→ SHORT EXERCISE: Give the number of lines that hold the string "Application". Nothing else is needed.

[start SUPPLIED MATERIAL]

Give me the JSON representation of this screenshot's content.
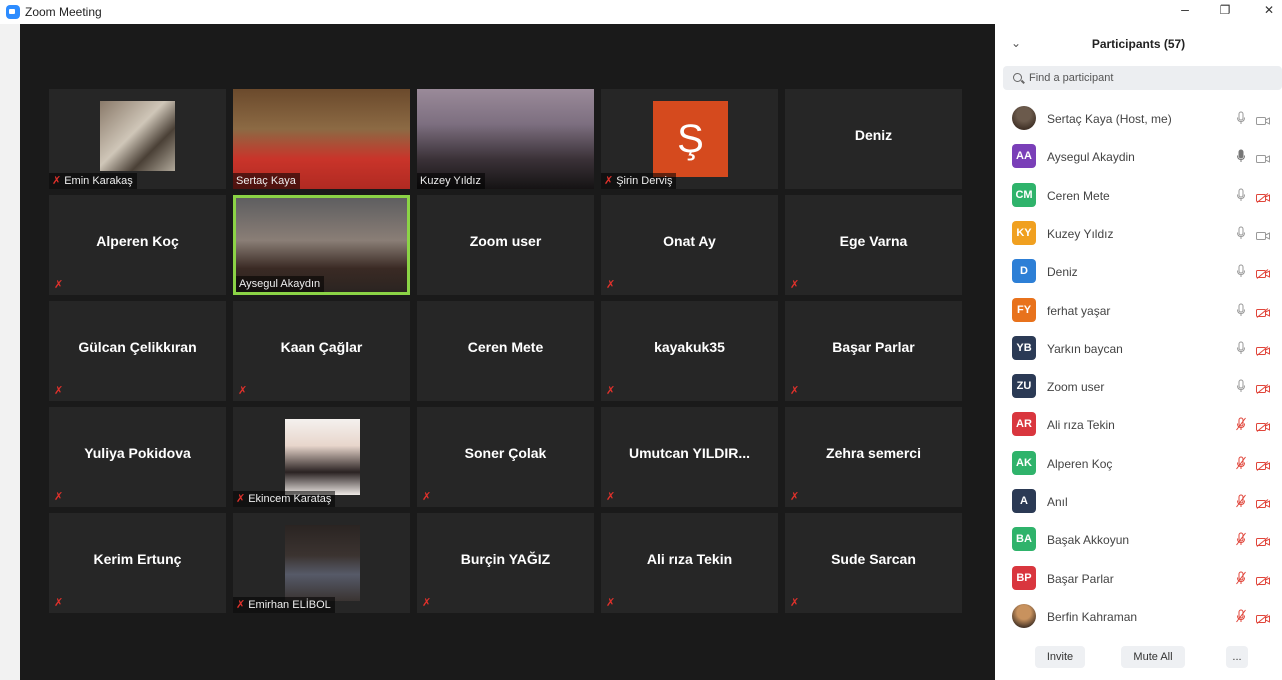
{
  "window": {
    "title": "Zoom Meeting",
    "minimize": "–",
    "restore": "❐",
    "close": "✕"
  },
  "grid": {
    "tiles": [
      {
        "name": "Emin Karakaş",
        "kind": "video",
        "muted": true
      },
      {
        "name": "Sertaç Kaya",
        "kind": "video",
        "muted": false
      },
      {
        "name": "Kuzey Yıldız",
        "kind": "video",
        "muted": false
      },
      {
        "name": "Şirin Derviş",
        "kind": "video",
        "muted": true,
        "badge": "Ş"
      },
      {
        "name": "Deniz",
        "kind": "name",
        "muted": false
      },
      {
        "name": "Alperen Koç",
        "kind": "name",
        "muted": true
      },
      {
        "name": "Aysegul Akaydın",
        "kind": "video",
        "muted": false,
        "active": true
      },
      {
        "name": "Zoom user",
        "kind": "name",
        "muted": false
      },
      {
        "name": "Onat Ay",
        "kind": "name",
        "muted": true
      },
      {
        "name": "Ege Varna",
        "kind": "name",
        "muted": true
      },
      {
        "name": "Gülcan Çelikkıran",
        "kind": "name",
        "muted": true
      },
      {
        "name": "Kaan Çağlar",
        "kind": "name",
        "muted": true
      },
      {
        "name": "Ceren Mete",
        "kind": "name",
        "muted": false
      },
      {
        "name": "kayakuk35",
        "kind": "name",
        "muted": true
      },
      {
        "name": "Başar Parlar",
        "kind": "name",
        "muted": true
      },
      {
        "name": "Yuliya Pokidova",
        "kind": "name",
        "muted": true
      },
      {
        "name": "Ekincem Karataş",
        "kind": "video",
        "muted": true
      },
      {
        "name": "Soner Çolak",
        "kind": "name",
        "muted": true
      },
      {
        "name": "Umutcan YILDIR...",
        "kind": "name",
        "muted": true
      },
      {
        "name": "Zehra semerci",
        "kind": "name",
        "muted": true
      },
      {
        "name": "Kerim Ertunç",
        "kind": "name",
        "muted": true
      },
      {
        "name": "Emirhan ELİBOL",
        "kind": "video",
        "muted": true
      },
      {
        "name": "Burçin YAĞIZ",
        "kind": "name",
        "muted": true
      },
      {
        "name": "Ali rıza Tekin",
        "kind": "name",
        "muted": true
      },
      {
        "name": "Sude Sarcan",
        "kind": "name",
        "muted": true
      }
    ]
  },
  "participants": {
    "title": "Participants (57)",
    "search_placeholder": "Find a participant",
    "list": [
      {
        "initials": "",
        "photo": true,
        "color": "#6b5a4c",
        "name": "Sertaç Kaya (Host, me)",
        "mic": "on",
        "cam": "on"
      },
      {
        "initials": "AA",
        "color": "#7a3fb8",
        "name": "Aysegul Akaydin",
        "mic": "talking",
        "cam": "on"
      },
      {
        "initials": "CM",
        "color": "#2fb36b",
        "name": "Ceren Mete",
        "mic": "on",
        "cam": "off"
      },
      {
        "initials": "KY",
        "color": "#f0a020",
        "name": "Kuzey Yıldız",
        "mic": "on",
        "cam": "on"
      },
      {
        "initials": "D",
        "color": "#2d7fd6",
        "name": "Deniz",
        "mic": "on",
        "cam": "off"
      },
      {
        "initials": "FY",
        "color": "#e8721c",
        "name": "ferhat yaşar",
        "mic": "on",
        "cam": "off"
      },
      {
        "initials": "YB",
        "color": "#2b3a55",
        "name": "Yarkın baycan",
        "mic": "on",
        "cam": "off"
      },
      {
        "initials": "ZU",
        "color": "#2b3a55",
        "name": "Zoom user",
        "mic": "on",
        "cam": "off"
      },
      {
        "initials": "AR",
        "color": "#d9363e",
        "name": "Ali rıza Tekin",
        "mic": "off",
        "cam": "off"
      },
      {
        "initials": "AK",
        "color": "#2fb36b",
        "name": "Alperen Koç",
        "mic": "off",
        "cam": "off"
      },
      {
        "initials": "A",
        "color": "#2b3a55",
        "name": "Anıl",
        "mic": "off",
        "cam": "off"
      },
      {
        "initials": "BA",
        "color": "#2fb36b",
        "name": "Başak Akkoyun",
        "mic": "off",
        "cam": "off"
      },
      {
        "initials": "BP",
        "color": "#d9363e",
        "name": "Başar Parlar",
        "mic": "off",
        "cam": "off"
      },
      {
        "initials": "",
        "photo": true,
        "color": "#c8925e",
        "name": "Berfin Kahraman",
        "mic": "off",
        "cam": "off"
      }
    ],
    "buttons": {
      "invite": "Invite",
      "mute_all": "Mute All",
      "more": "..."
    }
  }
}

[end SUPPLIED MATERIAL]
[start SUPPLIED MATERIAL]

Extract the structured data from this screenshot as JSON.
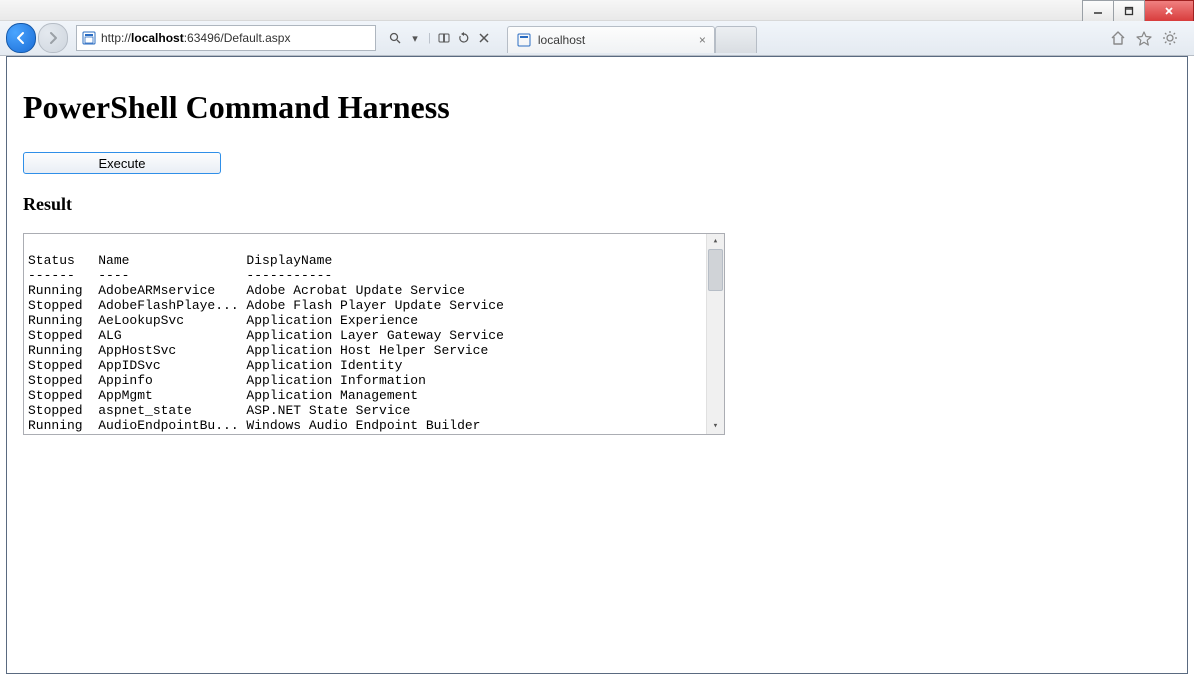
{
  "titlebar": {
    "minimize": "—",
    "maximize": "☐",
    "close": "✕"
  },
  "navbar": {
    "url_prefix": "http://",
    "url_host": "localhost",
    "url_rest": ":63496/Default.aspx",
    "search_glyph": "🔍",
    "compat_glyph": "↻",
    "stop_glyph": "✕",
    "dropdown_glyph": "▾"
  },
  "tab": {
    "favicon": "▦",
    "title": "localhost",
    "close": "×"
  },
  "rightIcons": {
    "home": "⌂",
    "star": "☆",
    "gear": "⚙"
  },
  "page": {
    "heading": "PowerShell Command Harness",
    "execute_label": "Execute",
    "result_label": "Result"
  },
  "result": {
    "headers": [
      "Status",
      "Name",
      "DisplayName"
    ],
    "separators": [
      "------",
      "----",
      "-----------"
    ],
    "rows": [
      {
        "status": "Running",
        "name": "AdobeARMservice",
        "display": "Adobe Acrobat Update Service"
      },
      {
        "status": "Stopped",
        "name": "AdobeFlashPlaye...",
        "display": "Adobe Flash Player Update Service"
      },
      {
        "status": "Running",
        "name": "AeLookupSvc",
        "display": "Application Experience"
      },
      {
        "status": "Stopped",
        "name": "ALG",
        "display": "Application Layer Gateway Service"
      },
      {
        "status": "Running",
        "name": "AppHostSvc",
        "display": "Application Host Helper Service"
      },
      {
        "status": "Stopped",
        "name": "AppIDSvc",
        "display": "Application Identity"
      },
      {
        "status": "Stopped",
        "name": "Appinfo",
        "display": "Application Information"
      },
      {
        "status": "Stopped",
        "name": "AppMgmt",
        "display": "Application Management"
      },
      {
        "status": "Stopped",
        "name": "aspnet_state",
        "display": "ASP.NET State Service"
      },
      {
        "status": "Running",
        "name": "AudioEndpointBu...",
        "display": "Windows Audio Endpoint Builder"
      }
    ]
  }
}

[end SUPPLIED MATERIAL]

→ THE COMPLETED TASK: 6